## To be done
Retype all of the data. Every line must match exactly.

+===+

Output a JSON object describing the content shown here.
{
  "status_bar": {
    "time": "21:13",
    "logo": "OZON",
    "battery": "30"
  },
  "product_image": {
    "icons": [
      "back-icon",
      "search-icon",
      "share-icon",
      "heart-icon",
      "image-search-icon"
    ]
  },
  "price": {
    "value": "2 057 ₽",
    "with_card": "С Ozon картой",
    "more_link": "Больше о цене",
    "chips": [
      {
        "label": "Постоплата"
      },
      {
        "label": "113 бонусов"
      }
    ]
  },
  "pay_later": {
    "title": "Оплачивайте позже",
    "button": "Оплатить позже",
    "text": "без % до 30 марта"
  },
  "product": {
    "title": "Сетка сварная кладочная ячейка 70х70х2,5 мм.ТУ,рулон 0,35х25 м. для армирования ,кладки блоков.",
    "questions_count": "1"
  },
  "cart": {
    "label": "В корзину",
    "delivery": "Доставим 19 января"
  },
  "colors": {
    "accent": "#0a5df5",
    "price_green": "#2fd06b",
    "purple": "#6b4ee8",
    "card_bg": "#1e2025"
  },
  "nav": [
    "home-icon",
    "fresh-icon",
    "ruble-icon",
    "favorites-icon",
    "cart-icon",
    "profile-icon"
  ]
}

+===+

## Answer for this exercise
Output a JSON object describing the content shown here.
{
  "status_bar": {
    "time": "21:13",
    "logo": "OZON",
    "battery": "30"
  },
  "product_image": {
    "icons": [
      "back-icon",
      "search-icon",
      "share-icon",
      "heart-icon",
      "image-search-icon"
    ]
  },
  "price": {
    "value": "2 057 ₽",
    "with_card": "С Ozon картой",
    "more_link": "Больше о цене",
    "chips": [
      {
        "label": "Постоплата"
      },
      {
        "label": "113 бонусов"
      }
    ]
  },
  "pay_later": {
    "title": "Оплачивайте позже",
    "button": "Оплатить позже",
    "text": "без % до 30 марта"
  },
  "product": {
    "title": "Сетка сварная кладочная ячейка 70х70х2,5 мм.ТУ,рулон 0,35х25 м. для армирования ,кладки блоков.",
    "questions_count": "1"
  },
  "cart": {
    "label": "В корзину",
    "delivery": "Доставим 19 января"
  },
  "colors": {
    "accent": "#0a5df5",
    "price_green": "#2fd06b",
    "purple": "#6b4ee8",
    "card_bg": "#1e2025"
  },
  "nav": [
    "home-icon",
    "fresh-icon",
    "ruble-icon",
    "favorites-icon",
    "cart-icon",
    "profile-icon"
  ]
}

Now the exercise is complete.